* [YOUR OBJECTIVE]: Look through the lines below and extract any with the word "tingkatkan".

[start GIVEN DATA]

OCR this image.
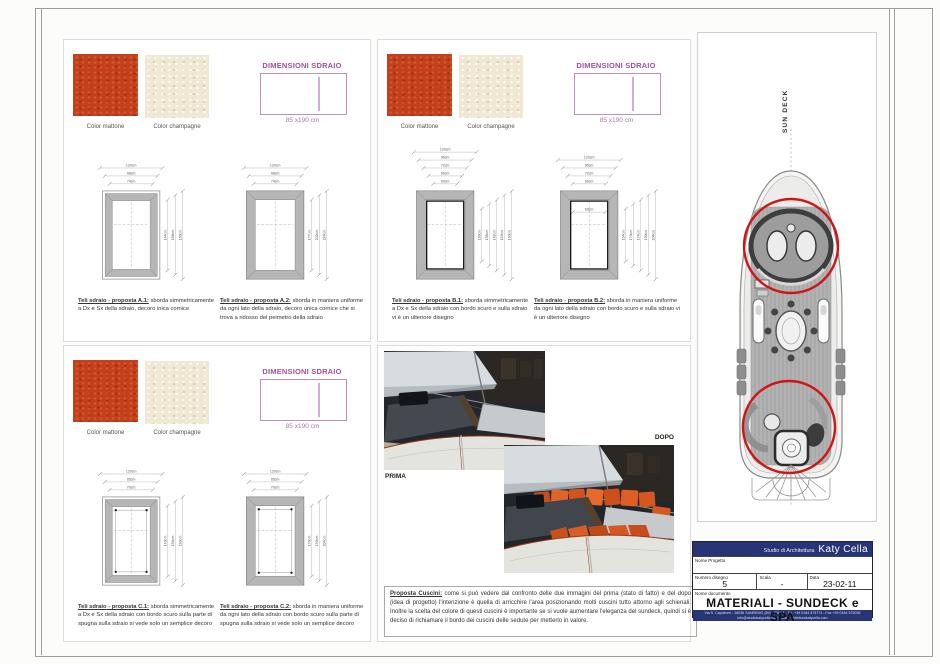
Color mattone	Color champagne
DIMENSIONI SDRAIO
85 x190 cm
120cm
98cm
74cm
144cm 168cm 190cm
Teli sdraio - proposta A.1: sborda simmetricamente a Dx e Sx della sdraio, decoro inica cornice
120cm
98cm
74cm
177cm 202cm 224cm
Teli sdraio - proposta A.2: sborda in maniera uniforme da ogni lato della sdraio, decoro unica cornice che si trova a ridosso del peimetro della sdraio
Color mattone	Color champagne
DIMENSIONI SDRAIO
85 x190 cm
120cm
96cm
72cm
66cm
60cm
130cm 138cm 142cm 154cm 190cm
Teli sdraio - proposta B.1: sborda simmetricamente a Dx e Sx della sdraio con bordo scuro e sulla sdraio vi è un ulteriore disegno
120cm
85cm
72cm
66cm
164cm 170cm 174cm 190cm 204cm
60cm
Teli sdraio - proposta B.2: sborda in maniera uniforme da ogni lato della sdraio con bordo scuro e sulla sdraio vi è un ulteriore disegno
Color mattone	Color champagne
DIMENSIONI SDRAIO
85 x190 cm
120cm
85cm
70cm
140cm 154cm 190cm
Teli sdraio - proposta C.1: sborda simmetricamente a Dx e Sx della sdraio con bordo scuro sulla parte di spugna sulla sdraio si vede solo un semplice decoro
120cm
85cm
70cm
176cm 190cm 204cm
Teli sdraio - proposta C.2: sborda in maniera uniforme da ogni lato della sdraio con bordo scuro sulla parte di spugna sulla sdraio si vede solo un semplice decoro
PRIMA
DOPO
Proposta Cuscini: come si può vedere dal confronto delle due immagini del prima (stato di fatto) e del dopo (idea di progetto) l'intenzione è quella di arricchire l'area posizionando molti cuscini tutto attorno agli schienali. Inoltre la scelta del colore di questi cuscini è importante se si vuole aumentare l'eleganza del sundeck, quindi si è deciso di richiamare il bordo dei cuscini delle sedute per metterlo in valore.
SUN DECK
Studio di Architettura Katy Cella
Nome Progetto
Numero disegno
5
Scala
-
Data
23-02-11
Nome documento
MATERIALI - SUNDECK e SPA
Via S. Capoliveri - 18038 SANREMO (IM) - ITALIA - Tel. +39 0184 573773 - Fax +39 0184 579035
info@studiokatycella.com www.architetturakatycella.com
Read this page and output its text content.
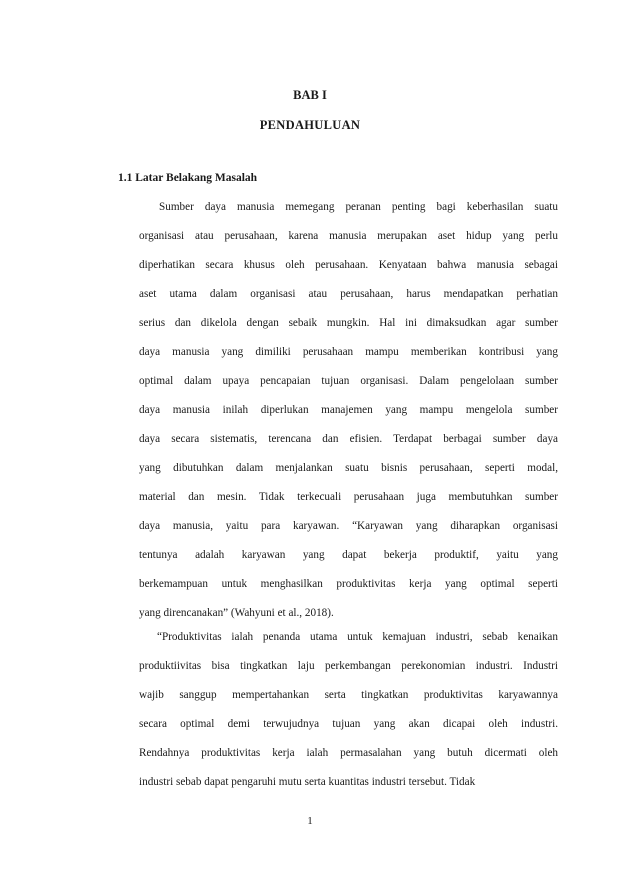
BAB I
PENDAHULUAN
1.1 Latar Belakang Masalah
Sumber daya manusia memegang peranan penting bagi keberhasilan suatu
organisasi atau perusahaan, karena manusia merupakan aset hidup yang perlu
diperhatikan secara khusus oleh perusahaan. Kenyataan bahwa manusia sebagai
aset utama dalam organisasi atau perusahaan, harus mendapatkan perhatian
serius dan dikelola dengan sebaik mungkin. Hal ini dimaksudkan agar sumber
daya manusia yang dimiliki perusahaan mampu memberikan kontribusi yang
optimal dalam upaya pencapaian tujuan organisasi. Dalam pengelolaan sumber
daya manusia inilah diperlukan manajemen yang mampu mengelola sumber
daya secara sistematis, terencana dan efisien. Terdapat berbagai sumber daya
yang dibutuhkan dalam menjalankan suatu bisnis perusahaan, seperti modal,
material dan mesin. Tidak terkecuali perusahaan juga membutuhkan sumber
daya manusia, yaitu para karyawan. “Karyawan yang diharapkan organisasi
tentunya adalah karyawan yang dapat bekerja produktif, yaitu yang
berkemampuan untuk menghasilkan produktivitas kerja yang optimal seperti
yang direncanakan” (Wahyuni et al., 2018).
“Produktivitas ialah penanda utama untuk kemajuan industri, sebab kenaikan
produktiivitas bisa tingkatkan laju perkembangan perekonomian industri. Industri
wajib sanggup mempertahankan serta tingkatkan produktivitas karyawannya
secara optimal demi terwujudnya tujuan yang akan dicapai oleh industri.
Rendahnya produktivitas kerja ialah permasalahan yang butuh dicermati oleh
industri sebab dapat pengaruhi mutu serta kuantitas industri tersebut. Tidak
1
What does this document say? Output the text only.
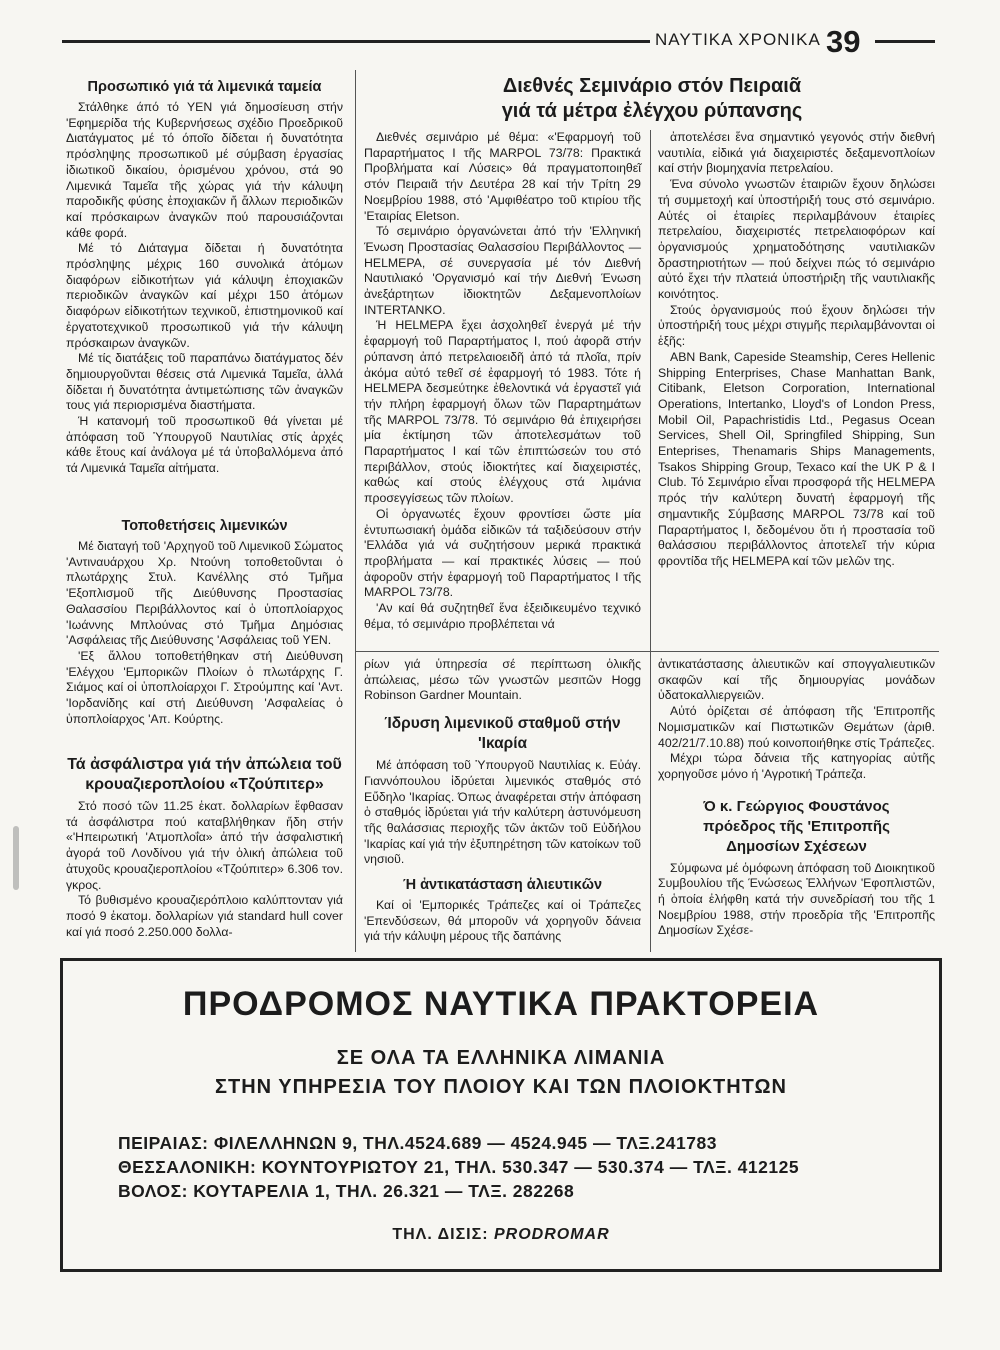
ΝΑΥΤΙΚΑ ΧΡΟΝΙΚΑ 39
Προσωπικό γιά τά λιμενικά ταμεία

Στάλθηκε άπό τό ΥΕΝ γιά δημοσίευση στήν 'Εφημερίδα τής Κυβερνήσεως σχέδιο Προεδρικοῦ Διατάγματος μέ τό όποῖο δίδεται ή δυνατότητα πρόσληψης προσωπικοῦ μέ σύμβαση ἐργασίας ἰδιωτικοῦ δικαίου, ὁρισμένου χρόνου, στά 90 Λιμενικά Ταμεῖα τῆς χώρας γιά τήν κάλυψη παροδικῆς φύσης ἐποχιακῶν ἤ ἄλλων περιοδικῶν καί πρόσκαιρων ἀναγκῶν πού παρουσιάζονται κάθε φορά.

Μέ τό Διάταγμα δίδεται ή δυνατότητα πρόσληψης μέχρις 160 συνολικά ἀτόμων διαφόρων εἰδικοτήτων γιά κάλυψη ἐποχιακῶν περιοδικῶν ἀναγκῶν καί μέχρι 150 ἀτόμων διαφόρων εἰδικοτήτων τεχνικοῦ, ἐπιστημονικοῦ καί ἐργατοτεχνικοῦ προσωπικοῦ γιά τήν κάλυψη πρόσκαιρων ἀναγκῶν.

Μέ τίς διατάξεις τοῦ παραπάνω διατάγματος δέν δημιουργοῦνται θέσεις στά Λιμενικά Ταμεῖα, ἀλλά δίδεται ή δυνατότητα ἀντιμετώπισης τῶν ἀναγκῶν τους γιά περιορισμένα διαστήματα.

Ή κατανομή τοῦ προσωπικοῦ θά γίνεται μέ ἀπόφαση τοῦ Ὑπουργοῦ Ναυτιλίας στίς ἀρχές κάθε ἔτους καί ἀνάλογα μέ τά ὑποβαλλόμενα ἀπό τά Λιμενικά Ταμεῖα αἰτήματα.

Τοποθετήσεις λιμενικών

Μέ διαταγή τοῦ 'Αρχηγοῦ τοῦ Λιμενικοῦ Σώματος 'Αντιναυάρχου Χρ. Ντούνη τοποθετοῦνται ὁ πλωτάρχης Στυλ. Κανέλλης στό Τμῆμα 'Εξοπλισμοῦ τῆς Διεύθυνσης Προστασίας Θαλασσίου Περιβάλλοντος καί ὁ ὑποπλοίαρχος 'Ιωάννης Μπλούνας στό Τμῆμα Δημόσιας 'Ασφάλειας τῆς Διεύθυνσης 'Ασφάλειας τοῦ ΥΕΝ.

'Εξ ἄλλου τοποθετήθηκαν στή Διεύθυνση 'Ελέγχου 'Εμπορικῶν Πλοίων ὁ πλωτάρχης Γ. Σιάμος καί οἱ ὑποπλοίαρχοι Γ. Στρούμπης καί 'Αντ. 'Ιορδανίδης καί στή Διεύθυνση 'Ασφαλείας ὁ ὑποπλοίαρχος 'Απ. Κούρτης.

Τά ἀσφάλιστρα γιά τήν ἀπώλεια τοῦ κρουαζιεροπλοίου «Τζούπιτερ»

Στό ποσό τῶν 11.25 ἑκατ. δολλαρίων ἔφθασαν τά ἀσφάλιστρα πού καταβλήθηκαν ἤδη στήν «'Ηπειρωτική 'Ατμοπλοΐα» ἀπό τήν ἀσφαλιστική ἀγορά τοῦ Λονδίνου γιά τήν ὁλική ἀπώλεια τοῦ ἀτυχοῦς κρουαζιεροπλοίου «Τζούπιτερ» 6.306 τον. γκρος.

Τό βυθισμένο κρουαζιερόπλοιο καλύπτονταν γιά ποσό 9 ἑκατομ. δολλαρίων γιά standard hull cover καί γιά ποσό 2.250.000 δολλα-

Διεθνές Σεμινάριο στόν Πειραιᾶ
γιά τά μέτρα ἐλέγχου ρύπανσης

Διεθνές σεμινάριο μέ θέμα: «'Εφαρμογή τοῦ Παραρτήματος Ι τῆς MARPOL 73/78: Πρακτικά Προβλήματα καί Λύσεις» θά πραγματοποιηθεῖ στόν Πειραιᾶ τήν Δευτέρα 28 καί τήν Τρίτη 29 Νοεμβρίου 1988, στό 'Αμφιθέατρο τοῦ κτιρίου τῆς 'Εταιρίας Eletson.

Τό σεμινάριο ὀργανώνεται ἀπό τήν 'Ελληνική Ένωση Προστασίας Θαλασσίου Περιβάλλοντος — HELMEPA, σέ συνεργασία μέ τόν Διεθνή Ναυτιλιακό 'Οργανισμό καί τήν Διεθνή Ένωση ἀνεξάρτητων ἰδιοκτητῶν Δεξαμενοπλοίων INTERTANKO.

Ή HELMEPA ἔχει ἀσχοληθεῖ ἐνεργά μέ τήν ἐφαρμογή τοῦ Παραρτήματος Ι, πού ἀφορᾶ στήν ρύπανση ἀπό πετρελαιοειδῆ ἀπό τά πλοῖα, πρίν ἀκόμα αὐτό τεθεῖ σέ ἐφαρμογή τό 1983. Τότε ή HELMEPA δεσμεύτηκε ἐθελοντικά νά ἐργαστεῖ γιά τήν πλήρη ἐφαρμογή ὅλων τῶν Παραρτημάτων τῆς MARPOL 73/78. Τό σεμινάριο θά ἐπιχειρήσει μία ἐκτίμηση τῶν ἀποτελεσμάτων τοῦ Παραρτήματος Ι καί τῶν ἐπιπτώσεών του στό περιβάλλον, στούς ἰδιοκτήτες καί διαχειριστές, καθώς καί στούς ἐλέγχους στά λιμάνια προσεγγίσεως τῶν πλοίων.

Οἱ ὀργανωτές ἔχουν φροντίσει ὥστε μία ἐντυπωσιακή ὁμάδα εἰδικῶν τά ταξιδεύσουν στήν 'Ελλάδα γιά νά συζητήσουν μερικά πρακτικά προβλήματα — καί πρακτικές λύσεις — πού ἀφοροῦν στήν ἐφαρμογή τοῦ Παραρτήματος Ι τῆς MARPOL 73/78.

'Αν καί θά συζητηθεῖ ἕνα ἐξειδικευμένο τεχνικό θέμα, τό σεμινάριο προβλέπεται νά

ἀποτελέσει ἕνα σημαντικό γεγονός στήν διεθνή ναυτιλία, εἰδικά γιά διαχειριστές δεξαμενοπλοίων καί στήν βιομηχανία πετρελαίου.

Ένα σύνολο γνωστῶν ἑταιριῶν ἔχουν δηλώσει τή συμμετοχή καί ὑποστήριξή τους στό σεμινάριο. Αὐτές οἱ ἑταιρίες περιλαμβάνουν ἑταιρίες πετρελαίου, διαχειριστές πετρελαιοφόρων καί ὀργανισμούς χρηματοδότησης ναυτιλιακῶν δραστηριοτήτων — πού δείχνει πώς τό σεμινάριο αὐτό ἔχει τήν πλατειά ὑποστήριξη τῆς ναυτιλιακῆς κοινότητος.

Στούς ὀργανισμούς πού ἔχουν δηλώσει τήν ὑποστήριξή τους μέχρι στιγμῆς περιλαμβάνονται οἱ ἑξῆς:

ABN Bank, Capeside Steamship, Ceres Hellenic Shipping Enterprises, Chase Manhattan Bank, Citibank, Eletson Corporation, International Operations, Intertanko, Lloyd's of London Press, Mobil Oil, Papachristidis Ltd., Pegasus Ocean Services, Shell Oil, Springfiled Shipping, Sun Enteprises, Thenamaris Ships Managements, Tsakos Shipping Group, Texaco καί the UK P & I Club. Τό Σεμινάριο εἶναι προσφορά τῆς HELMEPA πρός τήν καλύτερη δυνατή ἐφαρμογή τῆς σημαντικῆς Σύμβασης MARPOL 73/78 καί τοῦ Παραρτήματος Ι, δεδομένου ὅτι ή προστασία τοῦ θαλάσσιου περιβάλλοντος ἀποτελεῖ τήν κύρια φροντίδα τῆς HELMEPA καί τῶν μελῶν της.

ρίων γιά ὑπηρεσία σέ περίπτωση ὁλικῆς ἀπώλειας, μέσω τῶν γνωστῶν μεσιτῶν Hogg Robinson Gardner Mountain.

Ίδρυση λιμενικοῦ σταθμοῦ στήν 'Ικαρία

Μέ ἀπόφαση τοῦ Ὑπουργοῦ Ναυτιλίας κ. Εὐάγ. Γιαννόπουλου ἱδρύεται λιμενικός σταθμός στό Εὔδηλο 'Ικαρίας. Όπως ἀναφέρεται στήν ἀπόφαση ὁ σταθμός ἱδρύεται γιά τήν καλύτερη ἀστυνόμευση τῆς θαλάσσιας περιοχῆς τῶν ἀκτῶν τοῦ Εὐδήλου 'Ικαρίας καί γιά τήν ἐξυπηρέτηση τῶν κατοίκων τοῦ νησιοῦ.

Ή ἀντικατάσταση ἁλιευτικῶν

Καί οἱ 'Εμπορικές Τράπεζες καί οἱ Τράπεζες 'Επενδύσεων, θά μποροῦν νά χορηγοῦν δάνεια γιά τήν κάλυψη μέρους τῆς δαπάνης

ἀντικατάστασης ἁλιευτικῶν καί σπογγαλιευτικῶν σκαφῶν καί τῆς δημιουργίας μονάδων ὑδατοκαλλιεργειῶν.

Αὐτό ὁρίζεται σέ ἀπόφαση τῆς 'Επιτροπῆς Νομισματικῶν καί Πιστωτικῶν Θεμάτων (ἀριθ. 402/21/7.10.88) πού κοινοποιήθηκε στίς Τράπεζες.

Μέχρι τώρα δάνεια τῆς κατηγορίας αὐτῆς χορηγοῦσε μόνο ή 'Αγροτική Τράπεζα.

Ό κ. Γεώργιος Φουστάνος πρόεδρος τῆς 'Επιτροπῆς Δημοσίων Σχέσεων

Σύμφωνα μέ ὁμόφωνη ἀπόφαση τοῦ Διοικητικοῦ Συμβουλίου τῆς Ένώσεως Ἑλλήνων 'Εφοπλιστῶν, ή ὁποία ἐλήφθη κατά τήν συνεδρίασή του τῆς 1 Νοεμβρίου 1988, στήν προεδρία τῆς 'Επιτροπῆς Δημοσίων Σχέσε-

ΠΡΟΔΡΟΜΟΣ ΝΑΥΤΙΚΑ ΠΡΑΚΤΟΡΕΙΑ
ΣΕ ΟΛΑ ΤΑ ΕΛΛΗΝΙΚΑ ΛΙΜΑΝΙΑ
ΣΤΗΝ ΥΠΗΡΕΣΙΑ ΤΟΥ ΠΛΟΙΟΥ ΚΑΙ ΤΩΝ ΠΛΟΙΟΚΤΗΤΩΝ
ΠΕΙΡΑΙΑΣ: ΦΙΛΕΛΛΗΝΩΝ 9, ΤΗΛ.4524.689 — 4524.945 — ΤΛΞ.241783
ΘΕΣΣΑΛΟΝΙΚΗ: ΚΟΥΝΤΟΥΡΙΩΤΟΥ 21, ΤΗΛ. 530.347 — 530.374 — ΤΛΞ. 412125
ΒΟΛΟΣ: ΚΟΥΤΑΡΕΛΙΑ 1, ΤΗΛ. 26.321 — ΤΛΞ. 282268
ΤΗΛ. ΔΙΣΙΣ: PRODROMAR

[end GIVEN DATA]

* [EXERCISE ANSWER]:
produktiivitas bisa tingkatkan laju perkembangan perekonomian industri. Industri
wajib sanggup mempertahankan serta tingkatkan produktivitas karyawannya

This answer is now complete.